## PROBLEM TO WORK ON
Pictures stay out of your copy, but everything else in the records below must be repeated exactly.
··· RECORDS PROVIDED ···
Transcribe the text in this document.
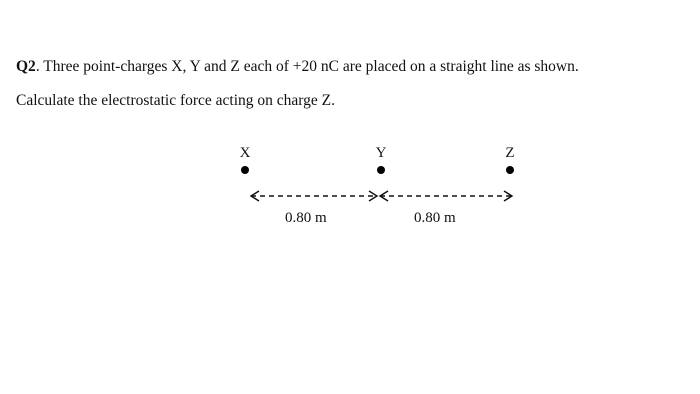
Q2. Three point-charges X, Y and Z each of +20 nC are placed on a straight line as shown.
Calculate the electrostatic force acting on charge Z.
X	Y	Z
0.80 m	0.80 m
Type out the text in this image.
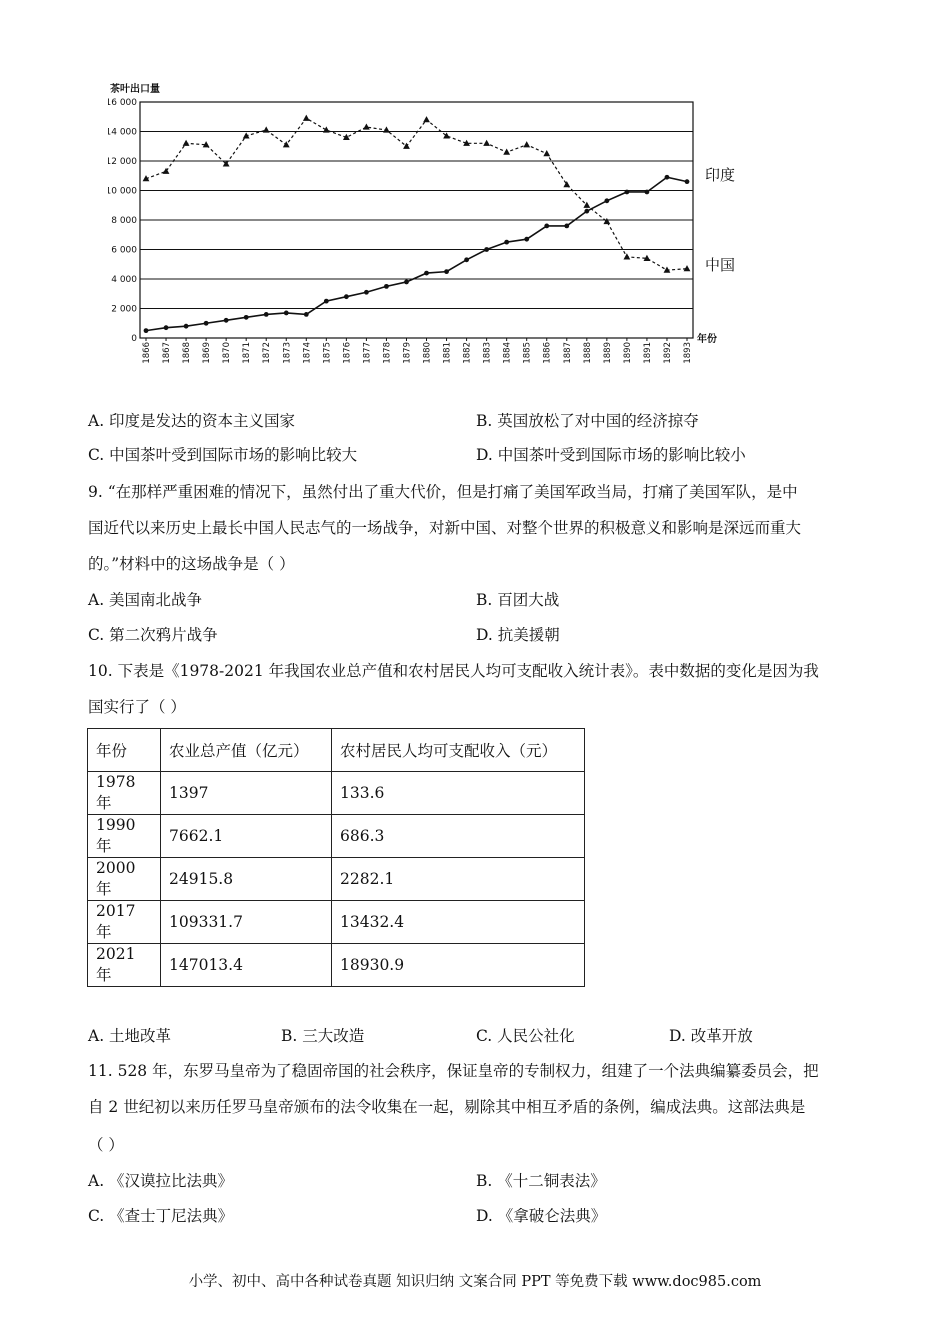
0
2 000
4 000
6 000
8 000
10 000
12 000
14 000
16 000
茶叶出口量
1866 1867 1868 1869 1870 1871 1872 1873 1874 1875 1876 1877 1878 1879 1880 1881 1882 1883 1884 1885 1886 1887 1888 1889 1890 1891 1892 1893
年份
中国
印度
A. 印度是发达的资本主义国家	B. 英国放松了对中国的经济掠夺
C. 中国茶叶受到国际市场的影响比较大	D. 中国茶叶受到国际市场的影响比较小
9. “在那样严重困难的情况下，虽然付出了重大代价，但是打痛了美国军政当局，打痛了美国军队，是中
国近代以来历史上最长中国人民志气的一场战争，对新中国、对整个世界的积极意义和影响是深远而重大
的。”材料中的这场战争是（ ）
A. 美国南北战争	B. 百团大战
C. 第二次鸦片战争	D. 抗美援朝
10. 下表是《1978-2021 年我国农业总产值和农村居民人均可支配收入统计表》。表中数据的变化是因为我
国实行了（ ）
年份	农业总产值（亿元）	农村居民人均可支配收入（元）
1978 年	1397	133.6
1990 年	7662.1	686.3
2000 年	24915.8	2282.1
2017 年	109331.7	13432.4
2021 年	147013.4	18930.9
A. 土地改革	B. 三大改造	C. 人民公社化	D. 改革开放
11. 528 年，东罗马皇帝为了稳固帝国的社会秩序，保证皇帝的专制权力，组建了一个法典编纂委员会，把
自 2 世纪初以来历任罗马皇帝颁布的法令收集在一起，剔除其中相互矛盾的条例，编成法典。这部法典是
（ ）
A. 《汉谟拉比法典》	B. 《十二铜表法》
C. 《查士丁尼法典》	D. 《拿破仑法典》
小学、初中、高中各种试卷真题 知识归纳 文案合同 PPT 等免费下载 www.doc985.com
···
## SOLUTION FOR THIS EXERCISE
Transcribe the text in this document.
Q2. Three point-charges X, Y and Z each of +20 nC are placed on a straight line as shown.
Calculate the electrostatic force acting on charge Z.
X	Y	Z
0.80 m	0.80 m
Type out the text in this image.
0
2 000
4 000
6 000
8 000
10 000
12 000
14 000
16 000
茶叶出口量
1866 1867 1868 1869 1870 1871 1872 1873 1874 1875 1876 1877 1878 1879 1880 1881 1882 1883 1884 1885 1886 1887 1888 1889 1890 1891 1892 1893
年份
中国
印度
A. 印度是发达的资本主义国家	B. 英国放松了对中国的经济掠夺
C. 中国茶叶受到国际市场的影响比较大	D. 中国茶叶受到国际市场的影响比较小
9. “在那样严重困难的情况下，虽然付出了重大代价，但是打痛了美国军政当局，打痛了美国军队，是中
国近代以来历史上最长中国人民志气的一场战争，对新中国、对整个世界的积极意义和影响是深远而重大
的。”材料中的这场战争是（ ）
A. 美国南北战争	B. 百团大战
C. 第二次鸦片战争	D. 抗美援朝
10. 下表是《1978-2021 年我国农业总产值和农村居民人均可支配收入统计表》。表中数据的变化是因为我
国实行了（ ）
年份	农业总产值（亿元）	农村居民人均可支配收入（元）
1978 年	1397	133.6
1990 年	7662.1	686.3
2000 年	24915.8	2282.1
2017 年	109331.7	13432.4
2021 年	147013.4	18930.9
A. 土地改革	B. 三大改造	C. 人民公社化	D. 改革开放
11. 528 年，东罗马皇帝为了稳固帝国的社会秩序，保证皇帝的专制权力，组建了一个法典编纂委员会，把
自 2 世纪初以来历任罗马皇帝颁布的法令收集在一起，剔除其中相互矛盾的条例，编成法典。这部法典是
（ ）
A. 《汉谟拉比法典》	B. 《十二铜表法》
C. 《查士丁尼法典》	D. 《拿破仑法典》
小学、初中、高中各种试卷真题 知识归纳 文案合同 PPT 等免费下载 www.doc985.com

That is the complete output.